TEXT BLOCK Block Start
21.4 Serialization boundary rule
JSON and Pydantic are interchange formats. The strict typed model remains the semantic source of truth.
22. Recommended Implementation Strategy
22.1 Internal model
Use the canonical review-case types in:
- OCaml
- IML
- workflow reasoning tooling
- TUI/CLI state machines
- hosted governance services
22.2 Serialization layer
Generate:
- JSON schema
- Pydantic models
- encoders/decoders
from the strict model, not the reverse.
22.3 Validation strategy
Validation should occur at two levels:
-
wire validation
ensure JSON/Pydantic payloads are structurally well-formed -
semantic decoding
ensure the payload can inhabit the canonical review-case model
22.4 Derived-state strategy
Some fields are naturally primary; others are derived.
Usually primary:
- problem statement
- trace membership
- review items
- approvals
- audits
- remote linkage
Usually derived or recomputable:
- explanation status
- summary fields
- some sync-state summaries
Implementations should clearly distinguish source-of-truth fields from derived caches.
TEXT BLOCK Block End
DATA PROVIDED Block Start
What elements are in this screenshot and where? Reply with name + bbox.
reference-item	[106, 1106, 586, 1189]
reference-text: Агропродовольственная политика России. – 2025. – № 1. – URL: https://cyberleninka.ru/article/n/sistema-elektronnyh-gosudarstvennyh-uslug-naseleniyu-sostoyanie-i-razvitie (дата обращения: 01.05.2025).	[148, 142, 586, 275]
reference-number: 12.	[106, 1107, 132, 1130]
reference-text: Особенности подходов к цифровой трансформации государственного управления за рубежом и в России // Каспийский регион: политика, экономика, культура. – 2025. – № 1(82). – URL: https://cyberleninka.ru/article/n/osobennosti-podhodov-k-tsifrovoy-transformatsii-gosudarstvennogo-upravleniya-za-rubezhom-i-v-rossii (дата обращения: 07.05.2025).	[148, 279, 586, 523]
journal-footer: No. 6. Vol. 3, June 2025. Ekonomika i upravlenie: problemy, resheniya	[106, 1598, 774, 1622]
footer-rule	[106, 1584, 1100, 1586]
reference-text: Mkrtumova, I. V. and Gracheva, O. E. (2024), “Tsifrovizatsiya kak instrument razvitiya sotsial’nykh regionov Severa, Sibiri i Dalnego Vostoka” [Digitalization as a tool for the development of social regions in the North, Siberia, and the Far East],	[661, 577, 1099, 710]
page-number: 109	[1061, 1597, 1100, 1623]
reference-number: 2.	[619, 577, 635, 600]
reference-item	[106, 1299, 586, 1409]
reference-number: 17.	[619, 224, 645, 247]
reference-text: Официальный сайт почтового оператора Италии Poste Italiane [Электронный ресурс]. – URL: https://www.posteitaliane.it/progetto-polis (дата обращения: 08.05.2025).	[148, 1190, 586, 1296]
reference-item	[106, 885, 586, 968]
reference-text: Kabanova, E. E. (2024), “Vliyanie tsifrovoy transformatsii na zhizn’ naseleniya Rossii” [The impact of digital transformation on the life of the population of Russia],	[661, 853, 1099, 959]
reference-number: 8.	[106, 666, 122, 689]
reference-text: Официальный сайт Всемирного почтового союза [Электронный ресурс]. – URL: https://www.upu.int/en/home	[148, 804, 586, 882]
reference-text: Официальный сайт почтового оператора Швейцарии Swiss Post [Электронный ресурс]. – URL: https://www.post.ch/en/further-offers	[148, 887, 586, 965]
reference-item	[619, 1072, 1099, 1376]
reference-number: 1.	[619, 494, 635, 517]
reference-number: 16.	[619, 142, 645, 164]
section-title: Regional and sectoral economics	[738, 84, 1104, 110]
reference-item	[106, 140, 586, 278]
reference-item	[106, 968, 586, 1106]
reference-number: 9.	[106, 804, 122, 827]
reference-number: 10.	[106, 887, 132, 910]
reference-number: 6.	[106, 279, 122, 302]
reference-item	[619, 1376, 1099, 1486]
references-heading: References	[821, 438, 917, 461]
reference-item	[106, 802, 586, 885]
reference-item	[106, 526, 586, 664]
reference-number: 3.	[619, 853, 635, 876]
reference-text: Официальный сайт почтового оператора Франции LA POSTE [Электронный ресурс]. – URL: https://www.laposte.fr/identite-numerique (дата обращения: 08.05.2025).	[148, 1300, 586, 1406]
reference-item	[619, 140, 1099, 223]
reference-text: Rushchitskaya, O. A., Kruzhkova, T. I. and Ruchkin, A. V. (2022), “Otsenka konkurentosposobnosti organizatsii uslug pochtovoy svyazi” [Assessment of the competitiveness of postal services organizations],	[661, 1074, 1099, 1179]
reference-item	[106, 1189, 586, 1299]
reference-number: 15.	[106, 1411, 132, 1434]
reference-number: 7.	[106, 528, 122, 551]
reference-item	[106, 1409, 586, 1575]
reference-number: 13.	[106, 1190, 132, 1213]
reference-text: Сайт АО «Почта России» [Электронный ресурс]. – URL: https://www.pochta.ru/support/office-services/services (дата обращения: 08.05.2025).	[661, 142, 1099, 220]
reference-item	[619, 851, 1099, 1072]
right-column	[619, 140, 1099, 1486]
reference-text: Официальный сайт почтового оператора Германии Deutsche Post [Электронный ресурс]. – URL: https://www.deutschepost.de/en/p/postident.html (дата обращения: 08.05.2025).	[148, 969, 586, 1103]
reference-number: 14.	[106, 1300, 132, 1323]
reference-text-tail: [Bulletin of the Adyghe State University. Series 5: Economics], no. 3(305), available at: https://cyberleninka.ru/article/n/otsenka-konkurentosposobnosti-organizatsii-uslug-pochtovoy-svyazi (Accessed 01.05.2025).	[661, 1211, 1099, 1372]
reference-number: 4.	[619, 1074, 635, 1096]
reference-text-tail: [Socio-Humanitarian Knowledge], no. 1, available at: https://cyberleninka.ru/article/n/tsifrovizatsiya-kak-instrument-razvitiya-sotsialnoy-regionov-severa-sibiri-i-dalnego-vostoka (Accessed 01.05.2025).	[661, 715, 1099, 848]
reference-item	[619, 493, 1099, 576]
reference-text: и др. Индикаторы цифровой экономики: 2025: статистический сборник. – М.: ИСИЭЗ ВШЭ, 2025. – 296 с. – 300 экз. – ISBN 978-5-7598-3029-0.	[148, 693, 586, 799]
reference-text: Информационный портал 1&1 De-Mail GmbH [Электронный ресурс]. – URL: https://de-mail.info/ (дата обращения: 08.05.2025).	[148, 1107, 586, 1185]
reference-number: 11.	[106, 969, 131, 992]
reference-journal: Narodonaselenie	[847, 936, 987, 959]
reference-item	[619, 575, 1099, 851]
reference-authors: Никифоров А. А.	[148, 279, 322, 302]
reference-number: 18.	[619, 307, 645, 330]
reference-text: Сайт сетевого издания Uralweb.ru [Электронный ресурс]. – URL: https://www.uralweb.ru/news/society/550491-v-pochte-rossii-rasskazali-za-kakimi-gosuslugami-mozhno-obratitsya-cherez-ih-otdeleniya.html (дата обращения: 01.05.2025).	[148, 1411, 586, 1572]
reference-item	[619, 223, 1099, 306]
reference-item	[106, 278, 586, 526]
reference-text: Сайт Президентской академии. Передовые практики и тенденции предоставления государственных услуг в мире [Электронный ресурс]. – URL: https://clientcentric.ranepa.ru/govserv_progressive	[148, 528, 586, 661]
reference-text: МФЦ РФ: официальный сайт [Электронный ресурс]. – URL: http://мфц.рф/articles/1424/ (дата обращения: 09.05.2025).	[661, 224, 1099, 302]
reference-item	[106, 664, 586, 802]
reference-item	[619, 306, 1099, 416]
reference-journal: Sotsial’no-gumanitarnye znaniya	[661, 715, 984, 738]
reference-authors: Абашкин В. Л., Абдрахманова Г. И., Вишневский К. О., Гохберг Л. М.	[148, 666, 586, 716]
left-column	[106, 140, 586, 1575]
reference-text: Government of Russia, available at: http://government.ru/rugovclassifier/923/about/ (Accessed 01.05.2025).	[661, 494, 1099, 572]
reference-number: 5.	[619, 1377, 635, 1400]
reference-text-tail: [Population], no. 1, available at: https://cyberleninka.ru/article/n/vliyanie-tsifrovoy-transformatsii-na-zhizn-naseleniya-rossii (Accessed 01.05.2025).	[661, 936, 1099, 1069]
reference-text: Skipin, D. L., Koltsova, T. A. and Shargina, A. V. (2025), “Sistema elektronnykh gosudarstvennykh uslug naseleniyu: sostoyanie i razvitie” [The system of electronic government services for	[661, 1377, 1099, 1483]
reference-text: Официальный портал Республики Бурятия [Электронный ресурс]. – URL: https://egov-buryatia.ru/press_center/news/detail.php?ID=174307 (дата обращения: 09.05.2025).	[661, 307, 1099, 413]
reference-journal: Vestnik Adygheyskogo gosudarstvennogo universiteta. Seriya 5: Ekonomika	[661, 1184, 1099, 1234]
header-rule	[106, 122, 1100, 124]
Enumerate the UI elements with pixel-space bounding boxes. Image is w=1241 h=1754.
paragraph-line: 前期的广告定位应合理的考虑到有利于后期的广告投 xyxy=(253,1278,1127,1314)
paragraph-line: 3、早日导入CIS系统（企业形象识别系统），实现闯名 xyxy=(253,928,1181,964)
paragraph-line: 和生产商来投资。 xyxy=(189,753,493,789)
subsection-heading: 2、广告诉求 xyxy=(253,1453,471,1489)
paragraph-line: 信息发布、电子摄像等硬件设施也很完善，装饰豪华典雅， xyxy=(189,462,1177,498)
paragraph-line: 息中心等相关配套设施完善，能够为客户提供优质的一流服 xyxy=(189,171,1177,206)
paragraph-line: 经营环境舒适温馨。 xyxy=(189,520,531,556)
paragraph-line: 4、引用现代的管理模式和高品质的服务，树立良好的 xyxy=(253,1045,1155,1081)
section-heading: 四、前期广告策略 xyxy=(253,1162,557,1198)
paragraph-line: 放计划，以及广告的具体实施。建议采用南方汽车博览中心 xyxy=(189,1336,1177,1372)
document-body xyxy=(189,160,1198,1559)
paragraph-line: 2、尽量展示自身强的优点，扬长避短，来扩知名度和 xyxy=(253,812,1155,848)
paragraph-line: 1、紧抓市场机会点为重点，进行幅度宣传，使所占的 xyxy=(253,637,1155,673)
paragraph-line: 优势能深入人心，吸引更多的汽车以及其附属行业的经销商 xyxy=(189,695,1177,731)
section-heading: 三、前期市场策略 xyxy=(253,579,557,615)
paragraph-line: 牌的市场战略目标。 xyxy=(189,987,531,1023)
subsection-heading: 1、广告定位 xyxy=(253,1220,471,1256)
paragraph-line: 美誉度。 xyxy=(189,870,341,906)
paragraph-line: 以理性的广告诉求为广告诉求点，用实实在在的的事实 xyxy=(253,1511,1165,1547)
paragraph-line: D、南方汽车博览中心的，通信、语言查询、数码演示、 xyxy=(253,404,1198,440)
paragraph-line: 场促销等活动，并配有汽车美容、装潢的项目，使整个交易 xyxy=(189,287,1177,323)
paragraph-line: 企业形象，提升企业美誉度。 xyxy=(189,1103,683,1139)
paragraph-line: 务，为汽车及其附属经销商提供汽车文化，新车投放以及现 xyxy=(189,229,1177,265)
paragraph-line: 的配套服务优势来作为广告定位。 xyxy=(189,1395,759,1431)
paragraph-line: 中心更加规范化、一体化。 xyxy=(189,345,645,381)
DATA PROVIDED Block End
STUDY QUESTIONS –
1 > In the serialization spec, translate this sentence into Spanish: "Implementations should clearly distinguish source-of-truth fields from derived caches."
2 > Repeat everything in the serialization spec from "22. Recommended Implementation" down to "not the reverse.".

TASK-BY-TASK RESULTS –
1 > Las implementaciones deben distinguir claramente los campos que son fuente de verdad de las cachés derivadas.

2 >
22. Recommended Implementation Strategy
22.1 Internal model
Use the canonical review-case types in:
- OCaml
- IML
- workflow reasoning tooling
- TUI/CLI state machines
- hosted governance services
22.2 Serialization layer
Generate:
- JSON schema
- Pydantic models
- encoders/decoders
from the strict model, not the reverse.